The task: Transcribe every entry word for word. Skip the pictures.

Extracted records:
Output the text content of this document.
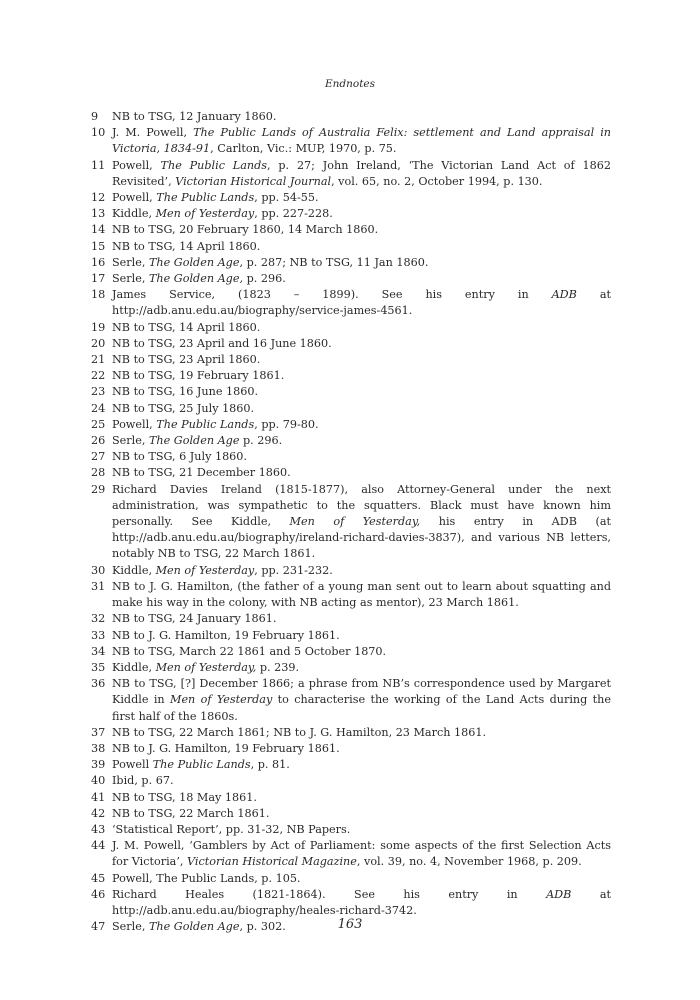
Endnotes
9	NB to TSG, 12 January 1860.
10 J. M. Powell, The Public Lands of Australia Felix: settlement and Land appraisal in Victoria, 1834-91, Carlton, Vic.: MUP, 1970, p. 75.
11 Powell, The Public Lands, p. 27; John Ireland, ‘The Victorian Land Act of 1862 Revisited’, Victorian Historical Journal, vol. 65, no. 2, October 1994, p. 130.
12 Powell, The Public Lands, pp. 54-55.
13 Kiddle, Men of Yesterday, pp. 227-228.
14 NB to TSG, 20 February 1860, 14 March 1860.
15 NB to TSG, 14 April 1860.
16 Serle, The Golden Age, p. 287; NB to TSG, 11 Jan 1860.
17 Serle, The Golden Age, p. 296.
18 James Service, (1823 – 1899). See his entry in ADB at http://adb.anu.edu.au/biography/service-james-4561.
19 NB to TSG, 14 April 1860.
20 NB to TSG, 23 April and 16 June 1860.
21 NB to TSG, 23 April 1860.
22 NB to TSG, 19 February 1861.
23 NB to TSG, 16 June 1860.
24 NB to TSG, 25 July 1860.
25 Powell, The Public Lands, pp. 79-80.
26 Serle, The Golden Age p. 296.
27 NB to TSG, 6 July 1860.
28 NB to TSG, 21 December 1860.
29 Richard Davies Ireland (1815-1877), also Attorney-General under the next administration, was sympathetic to the squatters. Black must have known him personally. See Kiddle, Men of Yesterday, his entry in ADB (at http://adb.anu.edu.au/biography/ireland-richard-davies-3837), and various NB letters, notably NB to TSG, 22 March 1861.
30 Kiddle, Men of Yesterday, pp. 231-232.
31 NB to J. G. Hamilton, (the father of a young man sent out to learn about squatting and make his way in the colony, with NB acting as mentor), 23 March 1861.
32 NB to TSG, 24 January 1861.
33 NB to J. G. Hamilton, 19 February 1861.
34 NB to TSG, March 22 1861 and 5 October 1870.
35 Kiddle, Men of Yesterday, p. 239.
36 NB to TSG, [?] December 1866; a phrase from NB’s correspondence used by Margaret Kiddle in Men of Yesterday to characterise the working of the Land Acts during the first half of the 1860s.
37 NB to TSG, 22 March 1861; NB to J. G. Hamilton, 23 March 1861.
38 NB to J. G. Hamilton, 19 February 1861.
39 Powell The Public Lands, p. 81.
40 Ibid, p. 67.
41 NB to TSG, 18 May 1861.
42 NB to TSG, 22 March 1861.
43 ‘Statistical Report’, pp. 31-32, NB Papers.
44 J. M. Powell, ‘Gamblers by Act of Parliament: some aspects of the first Selection Acts for Victoria’, Victorian Historical Magazine, vol. 39, no. 4, November 1968, p. 209.
45 Powell, The Public Lands, p. 105.
46 Richard Heales (1821-1864). See his entry in ADB at http://adb.anu.edu.au/biography/heales-richard-3742.
47 Serle, The Golden Age, p. 302.	163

Answer for the task:
Output the text content of this document.
Endnotes
9	NB to TSG, 12 January 1860.
10 J. M. Powell, The Public Lands of Australia Felix: settlement and Land appraisal in Victoria, 1834-91, Carlton, Vic.: MUP, 1970, p. 75.
11 Powell, The Public Lands, p. 27; John Ireland, ‘The Victorian Land Act of 1862 Revisited’, Victorian Historical Journal, vol. 65, no. 2, October 1994, p. 130.
12 Powell, The Public Lands, pp. 54-55.
13 Kiddle, Men of Yesterday, pp. 227-228.
14 NB to TSG, 20 February 1860, 14 March 1860.
15 NB to TSG, 14 April 1860.
16 Serle, The Golden Age, p. 287; NB to TSG, 11 Jan 1860.
17 Serle, The Golden Age, p. 296.
18 James Service, (1823 – 1899). See his entry in ADB at http://adb.anu.edu.au/biography/service-james-4561.
19 NB to TSG, 14 April 1860.
20 NB to TSG, 23 April and 16 June 1860.
21 NB to TSG, 23 April 1860.
22 NB to TSG, 19 February 1861.
23 NB to TSG, 16 June 1860.
24 NB to TSG, 25 July 1860.
25 Powell, The Public Lands, pp. 79-80.
26 Serle, The Golden Age p. 296.
27 NB to TSG, 6 July 1860.
28 NB to TSG, 21 December 1860.
29 Richard Davies Ireland (1815-1877), also Attorney-General under the next administration, was sympathetic to the squatters. Black must have known him personally. See Kiddle, Men of Yesterday, his entry in ADB (at http://adb.anu.edu.au/biography/ireland-richard-davies-3837), and various NB letters, notably NB to TSG, 22 March 1861.
30 Kiddle, Men of Yesterday, pp. 231-232.
31 NB to J. G. Hamilton, (the father of a young man sent out to learn about squatting and make his way in the colony, with NB acting as mentor), 23 March 1861.
32 NB to TSG, 24 January 1861.
33 NB to J. G. Hamilton, 19 February 1861.
34 NB to TSG, March 22 1861 and 5 October 1870.
35 Kiddle, Men of Yesterday, p. 239.
36 NB to TSG, [?] December 1866; a phrase from NB’s correspondence used by Margaret Kiddle in Men of Yesterday to characterise the working of the Land Acts during the first half of the 1860s.
37 NB to TSG, 22 March 1861; NB to J. G. Hamilton, 23 March 1861.
38 NB to J. G. Hamilton, 19 February 1861.
39 Powell The Public Lands, p. 81.
40 Ibid, p. 67.
41 NB to TSG, 18 May 1861.
42 NB to TSG, 22 March 1861.
43 ‘Statistical Report’, pp. 31-32, NB Papers.
44 J. M. Powell, ‘Gamblers by Act of Parliament: some aspects of the first Selection Acts for Victoria’, Victorian Historical Magazine, vol. 39, no. 4, November 1968, p. 209.
45 Powell, The Public Lands, p. 105.
46 Richard Heales (1821-1864). See his entry in ADB at http://adb.anu.edu.au/biography/heales-richard-3742.
47 Serle, The Golden Age, p. 302.	163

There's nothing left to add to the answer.